=== Task data ===
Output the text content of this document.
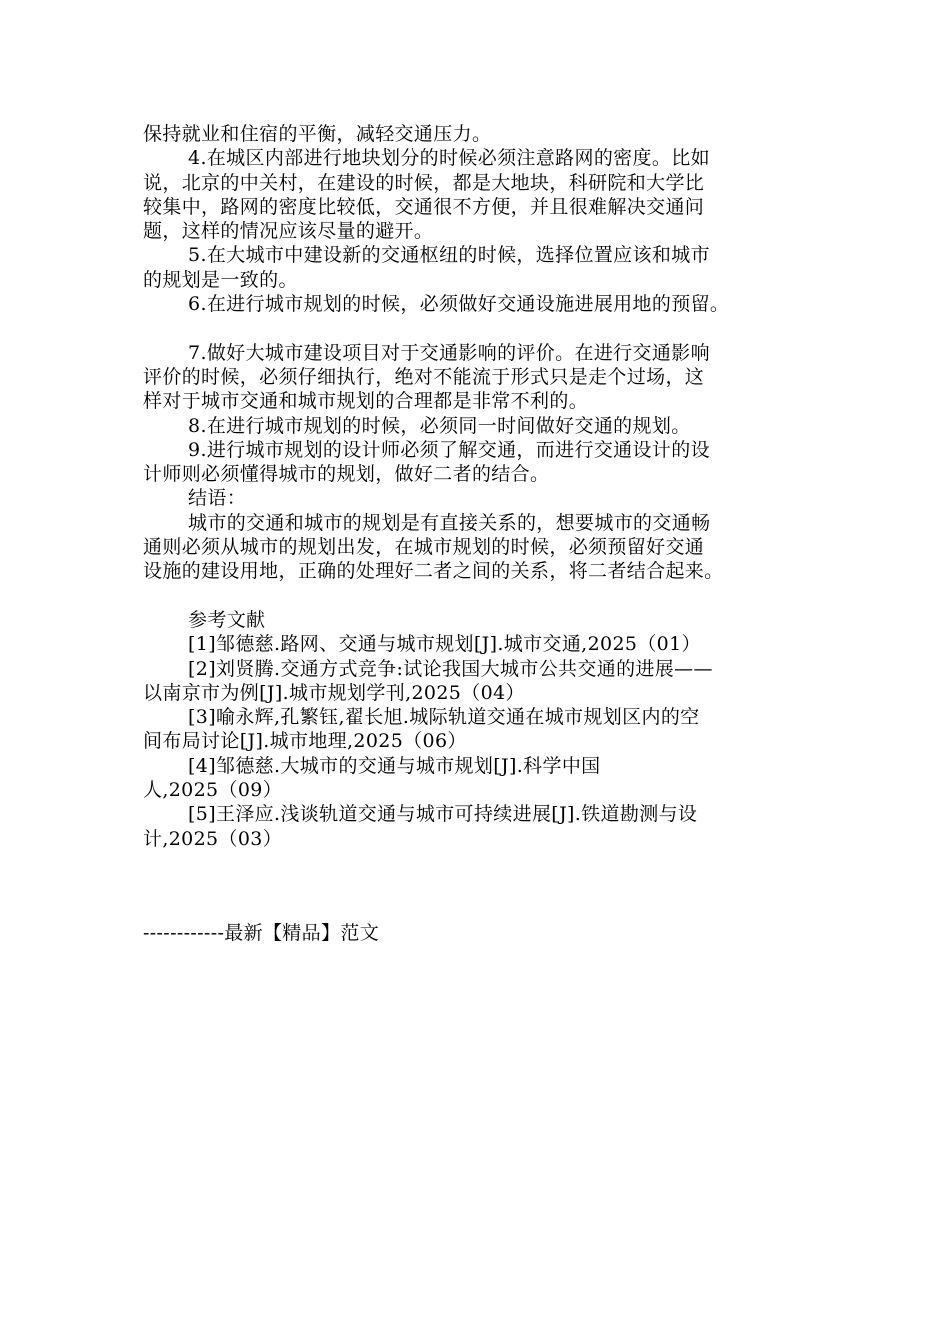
保持就业和住宿的平衡，减轻交通压力。
4.在城区内部进行地块划分的时候必须注意路网的密度。比如
说，北京的中关村，在建设的时候，都是大地块，科研院和大学比
较集中，路网的密度比较低，交通很不方便，并且很难解决交通问
题，这样的情况应该尽量的避开。
5.在大城市中建设新的交通枢纽的时候，选择位置应该和城市
的规划是一致的。
6.在进行城市规划的时候，必须做好交通设施进展用地的预留。
7.做好大城市建设项目对于交通影响的评价。在进行交通影响
评价的时候，必须仔细执行，绝对不能流于形式只是走个过场，这
样对于城市交通和城市规划的合理都是非常不利的。
8.在进行城市规划的时候，必须同一时间做好交通的规划。
9.进行城市规划的设计师必须了解交通，而进行交通设计的设
计师则必须懂得城市的规划，做好二者的结合。
结语：
城市的交通和城市的规划是有直接关系的，想要城市的交通畅
通则必须从城市的规划出发，在城市规划的时候，必须预留好交通
设施的建设用地，正确的处理好二者之间的关系，将二者结合起来。
参考文献
[1]邹德慈.路网、交通与城市规划[J].城市交通,2025（01）
[2]刘贤腾.交通方式竞争:试论我国大城市公共交通的进展——
以南京市为例[J].城市规划学刊,2025（04）
[3]喻永辉,孔繁钰,翟长旭.城际轨道交通在城市规划区内的空
间布局讨论[J].城市地理,2025（06）
[4]邹德慈.大城市的交通与城市规划[J].科学中国
人,2025（09）
[5]王泽应.浅谈轨道交通与城市可持续进展[J].铁道勘测与设
计,2025（03）
------------最新【精品】范文
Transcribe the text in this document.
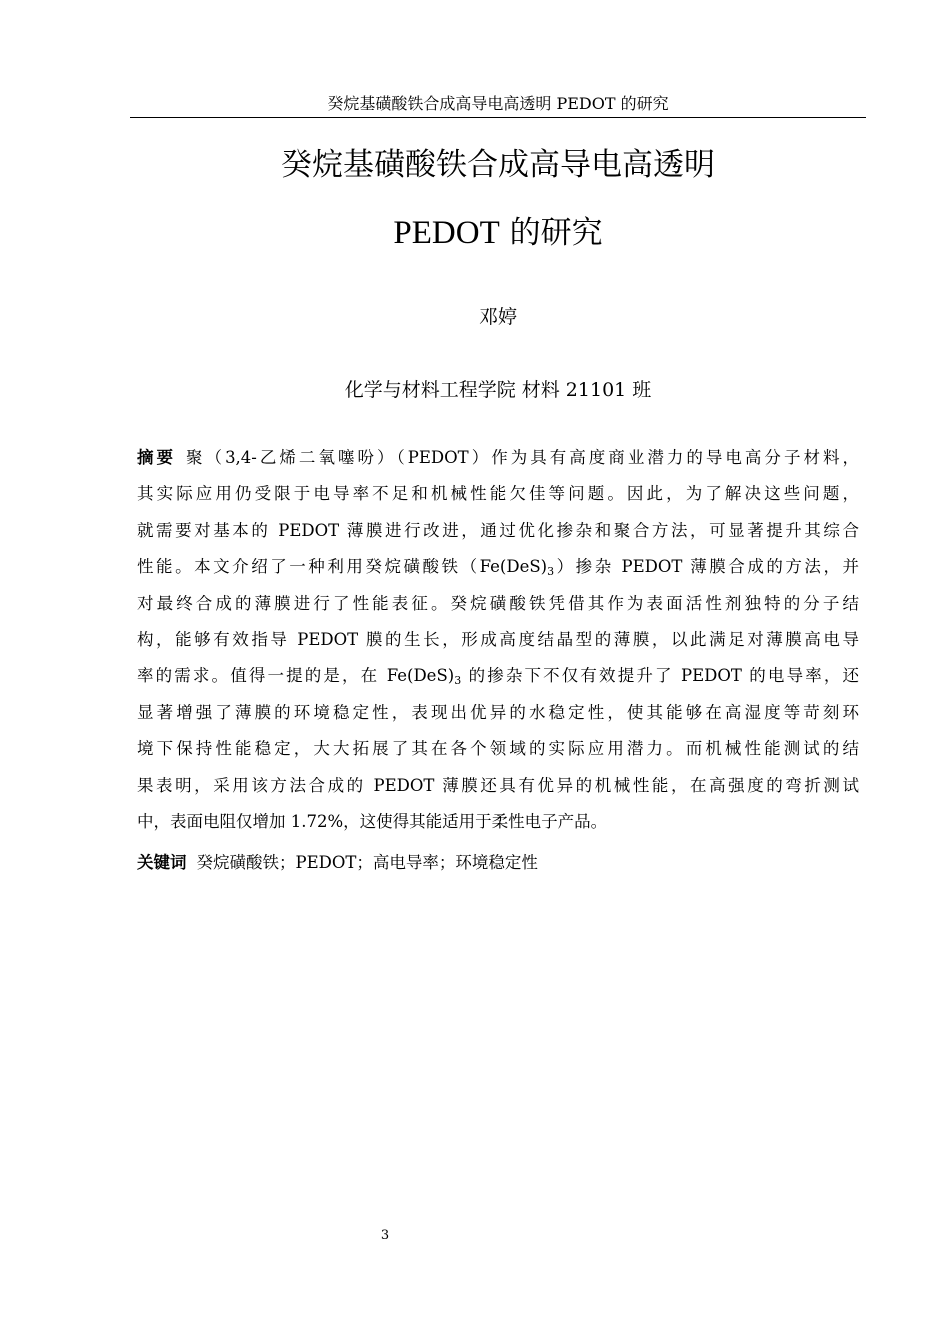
癸烷基磺酸铁合成高导电高透明 PEDOT 的研究
癸烷基磺酸铁合成高导电高透明
PEDOT 的研究
邓婷
化学与材料工程学院 材料 21101 班
摘要 聚（3,4-乙烯二氧噻吩）（PEDOT）作为具有高度商业潜力的导电高分子材料，
其实际应用仍受限于电导率不足和机械性能欠佳等问题。因此，为了解决这些问题，
就需要对基本的 PEDOT 薄膜进行改进，通过优化掺杂和聚合方法，可显著提升其综合
性能。本文介绍了一种利用癸烷磺酸铁$(Fe(DeS)_3)$掺杂 PEDOT 薄膜合成的方法，并
对最终合成的薄膜进行了性能表征。癸烷磺酸铁凭借其作为表面活性剂独特的分子结
构，能够有效指导 PEDOT 膜的生长，形成高度结晶型的薄膜，以此满足对薄膜高电导
率的需求。值得一提的是，在 $Fe(DeS)_3$ 的掺杂下不仅有效提升了 PEDOT 的电导率，还
显著增强了薄膜的环境稳定性，表现出优异的水稳定性，使其能够在高湿度等苛刻环
境下保持性能稳定，大大拓展了其在各个领域的实际应用潜力。而机械性能测试的结
果表明，采用该方法合成的 PEDOT 薄膜还具有优异的机械性能，在高强度的弯折测试
中，表面电阻仅增加 1.72%，这使得其能适用于柔性电子产品。
关键词 癸烷磺酸铁；PEDOT；高电导率；环境稳定性
3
===
* _Problem to work on_: Pull every line containing "PEDOT" out of the data above.

* _Answer below_:
癸烷基磺酸铁合成高导电高透明 PEDOT 的研究
PEDOT 的研究
摘要 聚（3,4-乙烯二氧噻吩）（PEDOT）作为具有高度商业潜力的导电高分子材料，
就需要对基本的 PEDOT 薄膜进行改进，通过优化掺杂和聚合方法，可显著提升其综合
性能。本文介绍了一种利用癸烷磺酸铁$(Fe(DeS)_3)$掺杂 PEDOT 薄膜合成的方法，并
构，能够有效指导 PEDOT 膜的生长，形成高度结晶型的薄膜，以此满足对薄膜高电导
率的需求。值得一提的是，在 $Fe(DeS)_3$ 的掺杂下不仅有效提升了 PEDOT 的电导率，还
果表明，采用该方法合成的 PEDOT 薄膜还具有优异的机械性能，在高强度的弯折测试
关键词 癸烷磺酸铁；PEDOT；高电导率；环境稳定性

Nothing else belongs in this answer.